> Listing
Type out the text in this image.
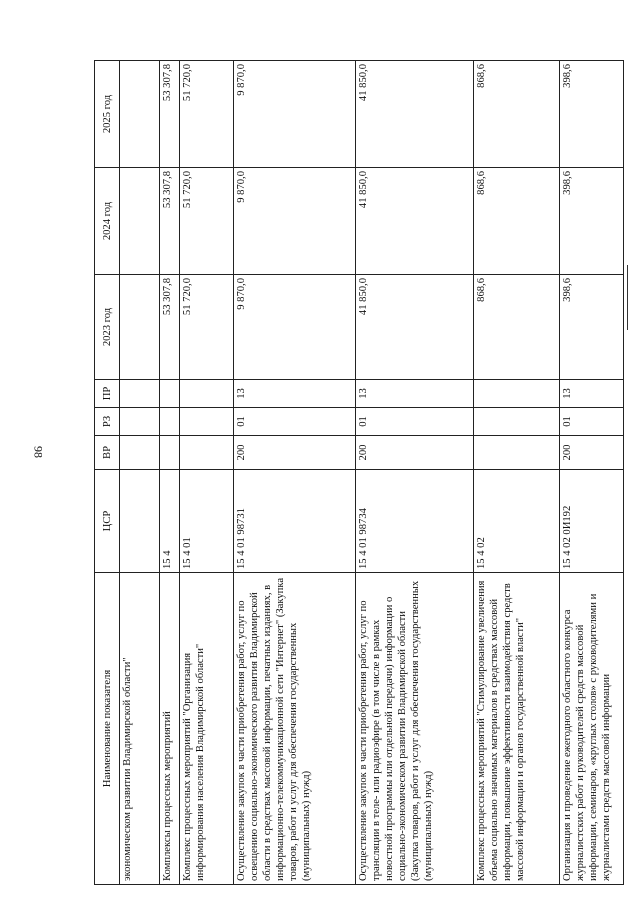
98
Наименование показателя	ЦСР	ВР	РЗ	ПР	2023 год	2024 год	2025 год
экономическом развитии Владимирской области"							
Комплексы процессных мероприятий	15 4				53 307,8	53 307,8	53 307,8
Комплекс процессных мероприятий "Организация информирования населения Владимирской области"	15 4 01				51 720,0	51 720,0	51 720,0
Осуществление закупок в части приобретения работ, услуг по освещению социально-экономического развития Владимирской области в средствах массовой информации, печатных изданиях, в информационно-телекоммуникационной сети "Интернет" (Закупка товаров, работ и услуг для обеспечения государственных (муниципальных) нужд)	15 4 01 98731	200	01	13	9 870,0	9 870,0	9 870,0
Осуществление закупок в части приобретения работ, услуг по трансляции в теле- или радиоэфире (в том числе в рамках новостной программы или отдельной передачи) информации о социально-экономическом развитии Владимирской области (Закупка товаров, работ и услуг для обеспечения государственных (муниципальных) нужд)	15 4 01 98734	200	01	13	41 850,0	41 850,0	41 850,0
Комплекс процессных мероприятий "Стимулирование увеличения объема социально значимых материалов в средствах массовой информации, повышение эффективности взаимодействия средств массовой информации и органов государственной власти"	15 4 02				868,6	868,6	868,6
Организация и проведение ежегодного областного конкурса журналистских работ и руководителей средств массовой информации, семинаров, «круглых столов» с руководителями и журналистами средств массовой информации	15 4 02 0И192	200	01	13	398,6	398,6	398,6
...
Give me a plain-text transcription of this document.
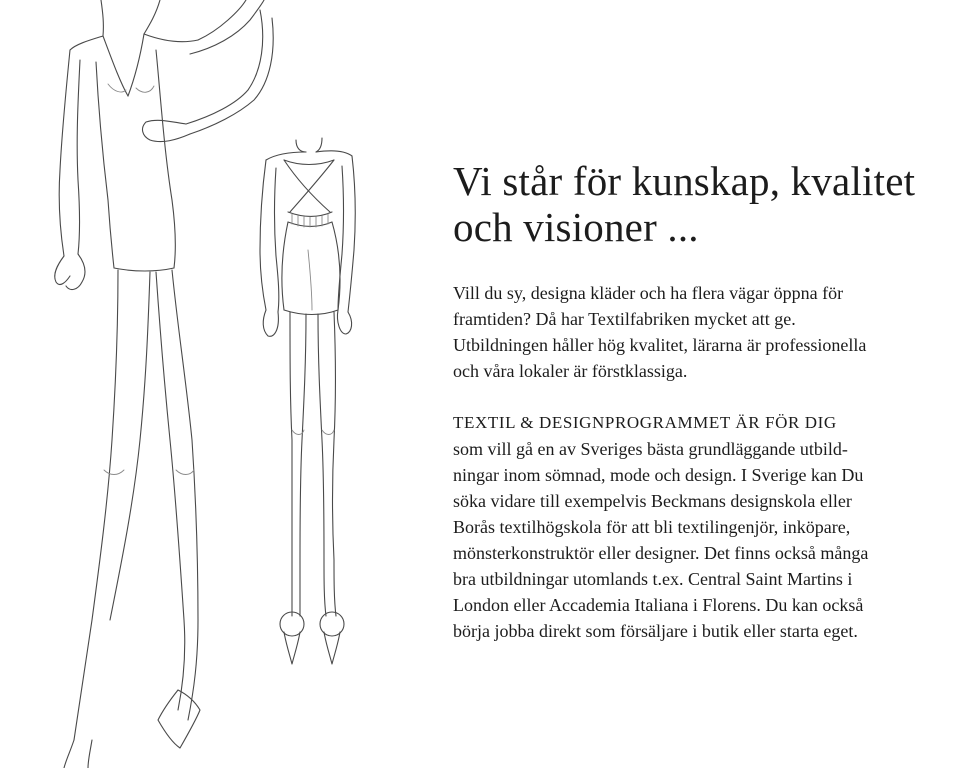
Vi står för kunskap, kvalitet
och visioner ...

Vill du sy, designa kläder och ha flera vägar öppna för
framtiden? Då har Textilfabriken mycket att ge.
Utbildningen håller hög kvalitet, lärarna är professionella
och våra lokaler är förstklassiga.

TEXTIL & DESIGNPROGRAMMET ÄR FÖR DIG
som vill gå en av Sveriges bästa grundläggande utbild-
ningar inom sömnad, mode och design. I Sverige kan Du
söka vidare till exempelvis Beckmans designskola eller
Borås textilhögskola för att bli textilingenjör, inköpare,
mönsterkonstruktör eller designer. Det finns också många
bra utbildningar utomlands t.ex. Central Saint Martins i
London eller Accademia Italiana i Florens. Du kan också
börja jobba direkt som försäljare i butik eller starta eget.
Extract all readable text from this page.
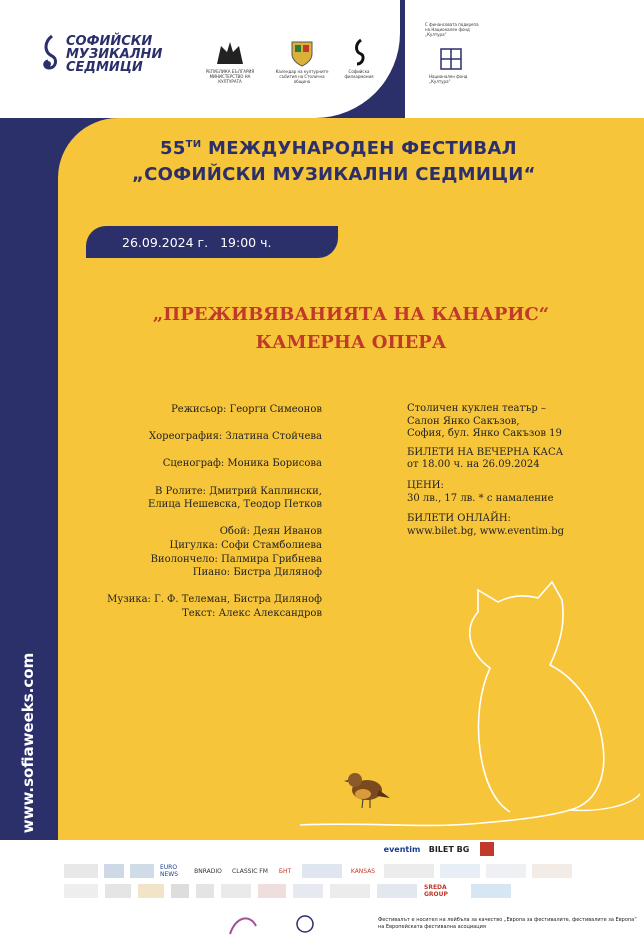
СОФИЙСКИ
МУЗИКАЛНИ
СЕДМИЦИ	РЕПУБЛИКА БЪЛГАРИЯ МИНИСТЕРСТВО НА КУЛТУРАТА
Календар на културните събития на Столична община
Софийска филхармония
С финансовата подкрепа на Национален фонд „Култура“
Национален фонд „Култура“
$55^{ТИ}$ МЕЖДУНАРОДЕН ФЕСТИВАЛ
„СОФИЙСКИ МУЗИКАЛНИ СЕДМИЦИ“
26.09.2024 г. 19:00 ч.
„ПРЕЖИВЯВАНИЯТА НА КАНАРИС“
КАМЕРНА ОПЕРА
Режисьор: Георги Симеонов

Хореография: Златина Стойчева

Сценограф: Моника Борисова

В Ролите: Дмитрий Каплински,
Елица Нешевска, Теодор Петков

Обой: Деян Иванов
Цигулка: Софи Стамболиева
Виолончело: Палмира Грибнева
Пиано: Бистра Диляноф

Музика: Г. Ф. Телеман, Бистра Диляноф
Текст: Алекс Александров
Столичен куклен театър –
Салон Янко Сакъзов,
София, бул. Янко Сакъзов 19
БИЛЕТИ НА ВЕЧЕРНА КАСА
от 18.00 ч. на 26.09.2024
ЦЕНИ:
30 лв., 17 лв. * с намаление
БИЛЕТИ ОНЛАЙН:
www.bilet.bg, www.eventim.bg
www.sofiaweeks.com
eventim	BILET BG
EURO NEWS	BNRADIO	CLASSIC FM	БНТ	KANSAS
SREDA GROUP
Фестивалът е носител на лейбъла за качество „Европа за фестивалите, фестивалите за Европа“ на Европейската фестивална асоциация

> Work to be completed
Search the entries for the word "också", then list each line that holds it.

> Solved problem
mönsterkonstruktör eller designer. Det finns också många
London eller Accademia Italiana i Florens. Du kan också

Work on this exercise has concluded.